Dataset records
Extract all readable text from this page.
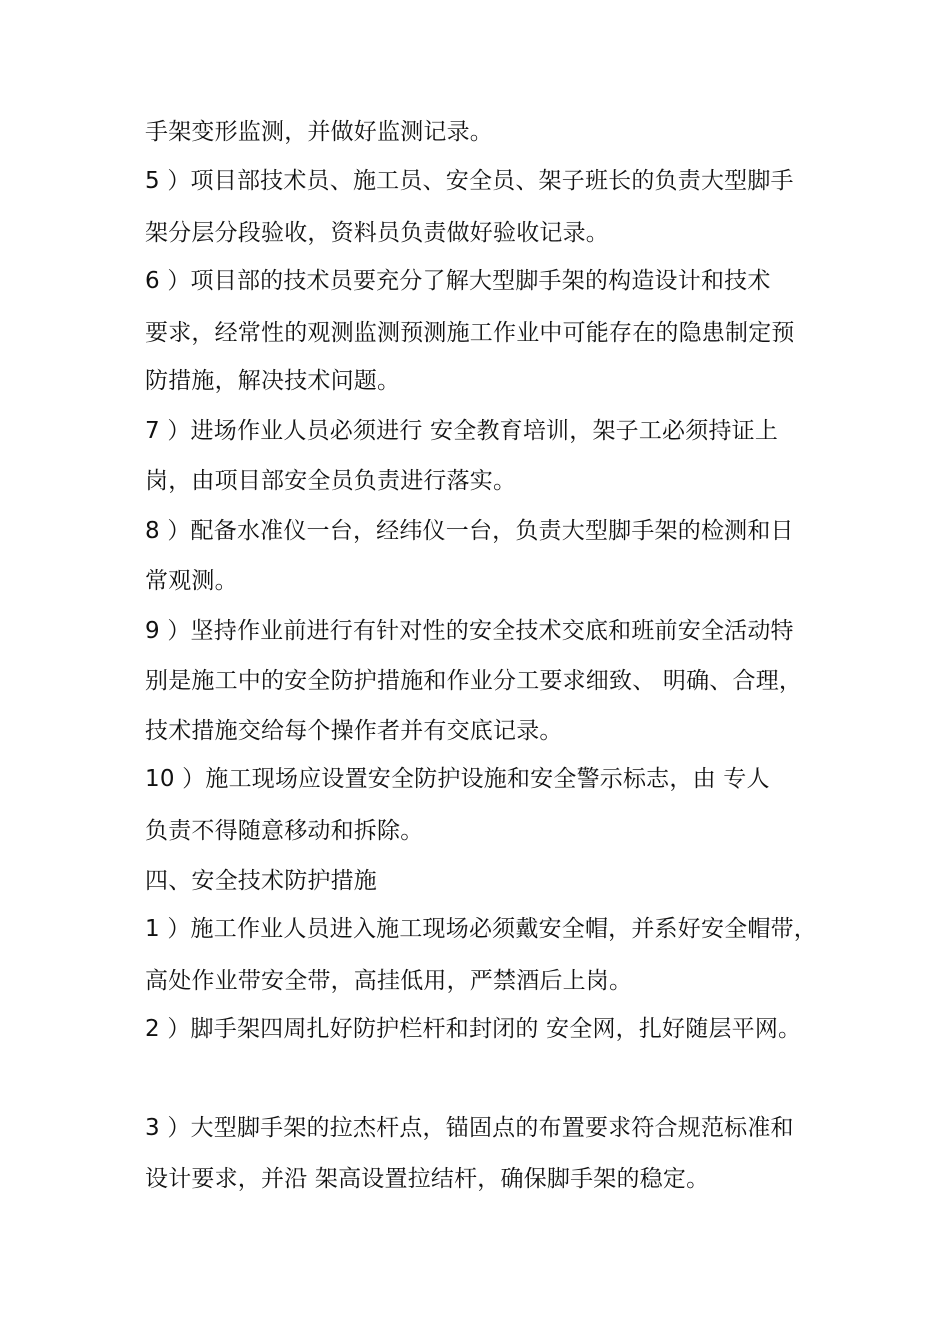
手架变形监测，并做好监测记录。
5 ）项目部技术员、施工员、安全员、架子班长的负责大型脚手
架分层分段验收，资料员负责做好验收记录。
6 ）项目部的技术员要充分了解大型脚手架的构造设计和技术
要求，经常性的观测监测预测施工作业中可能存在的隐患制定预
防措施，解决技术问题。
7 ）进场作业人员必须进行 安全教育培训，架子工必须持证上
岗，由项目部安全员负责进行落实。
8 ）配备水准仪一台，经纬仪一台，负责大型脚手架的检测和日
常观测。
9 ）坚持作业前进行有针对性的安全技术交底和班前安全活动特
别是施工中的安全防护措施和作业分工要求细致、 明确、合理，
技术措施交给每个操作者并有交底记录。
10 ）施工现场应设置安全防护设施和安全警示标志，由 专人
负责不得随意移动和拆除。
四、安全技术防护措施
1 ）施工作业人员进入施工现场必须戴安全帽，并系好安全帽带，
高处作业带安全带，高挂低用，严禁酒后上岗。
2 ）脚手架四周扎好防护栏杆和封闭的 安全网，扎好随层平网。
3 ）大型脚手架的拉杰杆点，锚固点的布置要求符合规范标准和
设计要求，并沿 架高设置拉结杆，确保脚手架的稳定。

TO DO:
Every line of the data should be copied as it stands, without the images.

FULL OUTPUT:
Extract all readable text from this page.
手架变形监测，并做好监测记录。
5 ）项目部技术员、施工员、安全员、架子班长的负责大型脚手
架分层分段验收，资料员负责做好验收记录。
6 ）项目部的技术员要充分了解大型脚手架的构造设计和技术
要求，经常性的观测监测预测施工作业中可能存在的隐患制定预
防措施，解决技术问题。
7 ）进场作业人员必须进行 安全教育培训，架子工必须持证上
岗，由项目部安全员负责进行落实。
8 ）配备水准仪一台，经纬仪一台，负责大型脚手架的检测和日
常观测。
9 ）坚持作业前进行有针对性的安全技术交底和班前安全活动特
别是施工中的安全防护措施和作业分工要求细致、 明确、合理，
技术措施交给每个操作者并有交底记录。
10 ）施工现场应设置安全防护设施和安全警示标志，由 专人
负责不得随意移动和拆除。
四、安全技术防护措施
1 ）施工作业人员进入施工现场必须戴安全帽，并系好安全帽带，
高处作业带安全带，高挂低用，严禁酒后上岗。
2 ）脚手架四周扎好防护栏杆和封闭的 安全网，扎好随层平网。
3 ）大型脚手架的拉杰杆点，锚固点的布置要求符合规范标准和
设计要求，并沿 架高设置拉结杆，确保脚手架的稳定。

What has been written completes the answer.